Excerpted passage below:
         Here I am, 50 years later, putting together another memorial event. He had asked for a party with a service of my choice and style. He was a good friend with whom I had discussed almost everything over a period of decades (Sometimes with a wee sip of Scotch.)
         There were some things he didn’t want. No color guard, no 21 gun salute, no Navy hymn, no taps. He had been there and done that over his career spanning both the Second World War and Korean War. As a decorated veteran he qualified for burial at Arlington National Cemetery. But the Commander in him took charge and ordered his memorial to be held at his beach place.
         So we set it all up in front of his flag pole, facing his beloved North Bay view, and gathered beach neighbors from long years back. The content was up to me. What would I do?
         Well, he had some roots in the Episcopal Church, so we read some prayers for the grieving from the Book of Common Prayer. I thought the 23rd Psalm might span the great diversity of religious or non-religious thought in the group. I read a piece from Tom Brokow’s “The Greatest Generation.” And we spent a few minutes remembering our times with our friend.
         I knew that he would have expected me to say something of a spiritual nature. Preachers have a file full of their best efforts to speak faith in the face of death. I’ve spoken those kinds of words myself, and sat through services where preachers spoke their “assurances” about heaven and the prospects for the deceased. These “assurances” ring hollow, although some hang on to them because they have nothing else. The trite assurances of folk religion tend to prevail. I’ve never been sure whether the deceased is “looking down at us now,” or “enjoying bliss in glory.”
         As death approaches, many hold hopes for reunions “on the other side,” or as Jean’s 97 year-old aunt told us on the phone the other day, “meeting Ollie in glory.” Ollie was her lifelong friend. Who wants to cast a shadow over anyone’s hopes?
End of Excerpted passage.
Data below:
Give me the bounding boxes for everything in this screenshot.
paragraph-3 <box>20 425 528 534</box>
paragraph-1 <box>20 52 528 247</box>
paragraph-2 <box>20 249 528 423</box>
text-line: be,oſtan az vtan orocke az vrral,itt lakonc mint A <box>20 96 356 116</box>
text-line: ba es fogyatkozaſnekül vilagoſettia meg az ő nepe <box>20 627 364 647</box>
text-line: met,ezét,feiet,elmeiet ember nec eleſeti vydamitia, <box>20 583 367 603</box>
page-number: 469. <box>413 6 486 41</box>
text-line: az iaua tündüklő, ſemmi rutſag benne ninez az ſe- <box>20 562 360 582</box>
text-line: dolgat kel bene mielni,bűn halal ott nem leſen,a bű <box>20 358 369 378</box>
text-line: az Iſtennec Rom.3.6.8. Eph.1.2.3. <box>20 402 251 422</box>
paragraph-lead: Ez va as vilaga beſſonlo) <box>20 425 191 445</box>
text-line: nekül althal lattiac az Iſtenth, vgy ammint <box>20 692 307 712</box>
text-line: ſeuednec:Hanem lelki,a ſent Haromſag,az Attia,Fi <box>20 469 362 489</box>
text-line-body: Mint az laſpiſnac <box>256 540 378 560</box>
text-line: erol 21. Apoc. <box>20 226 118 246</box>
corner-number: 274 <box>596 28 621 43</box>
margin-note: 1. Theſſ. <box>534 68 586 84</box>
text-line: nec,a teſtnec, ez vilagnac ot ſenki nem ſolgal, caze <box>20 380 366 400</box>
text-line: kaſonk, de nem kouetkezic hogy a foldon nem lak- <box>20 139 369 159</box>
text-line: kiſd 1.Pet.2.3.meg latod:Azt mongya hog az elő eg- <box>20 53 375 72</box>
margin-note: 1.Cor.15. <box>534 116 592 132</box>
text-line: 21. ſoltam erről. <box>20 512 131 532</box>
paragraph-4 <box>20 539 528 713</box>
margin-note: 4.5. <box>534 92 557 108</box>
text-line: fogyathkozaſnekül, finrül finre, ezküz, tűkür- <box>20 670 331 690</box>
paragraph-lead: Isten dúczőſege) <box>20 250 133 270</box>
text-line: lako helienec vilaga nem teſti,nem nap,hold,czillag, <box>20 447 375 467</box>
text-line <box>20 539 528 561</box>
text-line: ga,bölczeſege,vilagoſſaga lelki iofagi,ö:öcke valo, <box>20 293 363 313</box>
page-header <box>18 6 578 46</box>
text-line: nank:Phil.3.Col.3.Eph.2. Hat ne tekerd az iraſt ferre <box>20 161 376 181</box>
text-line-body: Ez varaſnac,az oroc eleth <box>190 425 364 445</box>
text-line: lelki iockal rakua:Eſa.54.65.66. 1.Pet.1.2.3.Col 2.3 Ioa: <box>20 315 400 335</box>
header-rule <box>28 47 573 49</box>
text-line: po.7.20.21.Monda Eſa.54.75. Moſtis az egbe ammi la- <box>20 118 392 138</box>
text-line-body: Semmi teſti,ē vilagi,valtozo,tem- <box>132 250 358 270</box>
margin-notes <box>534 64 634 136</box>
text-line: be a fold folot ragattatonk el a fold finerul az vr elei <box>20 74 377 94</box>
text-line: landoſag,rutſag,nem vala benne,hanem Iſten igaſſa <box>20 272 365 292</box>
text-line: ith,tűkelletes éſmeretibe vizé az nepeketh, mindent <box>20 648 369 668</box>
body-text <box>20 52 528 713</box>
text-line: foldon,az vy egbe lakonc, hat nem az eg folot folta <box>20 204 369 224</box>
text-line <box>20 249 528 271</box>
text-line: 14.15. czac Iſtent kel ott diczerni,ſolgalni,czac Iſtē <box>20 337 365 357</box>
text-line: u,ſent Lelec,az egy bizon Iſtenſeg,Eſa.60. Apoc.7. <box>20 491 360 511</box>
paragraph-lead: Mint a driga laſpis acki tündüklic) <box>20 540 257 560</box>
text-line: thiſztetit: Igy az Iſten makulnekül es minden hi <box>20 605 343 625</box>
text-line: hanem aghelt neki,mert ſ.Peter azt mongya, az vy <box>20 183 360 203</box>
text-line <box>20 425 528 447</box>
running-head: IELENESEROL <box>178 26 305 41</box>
End of Data.
* **Required work**
From the passage about the memorial service, extract the text starting at "So we set it" and ending at "would I do?", copied word for word.

* **Solution to this task**
So we set it all up in front of his flag pole, facing his beloved North Bay view, and gathered beach neighbors from long years back. The content was up to me. What would I do?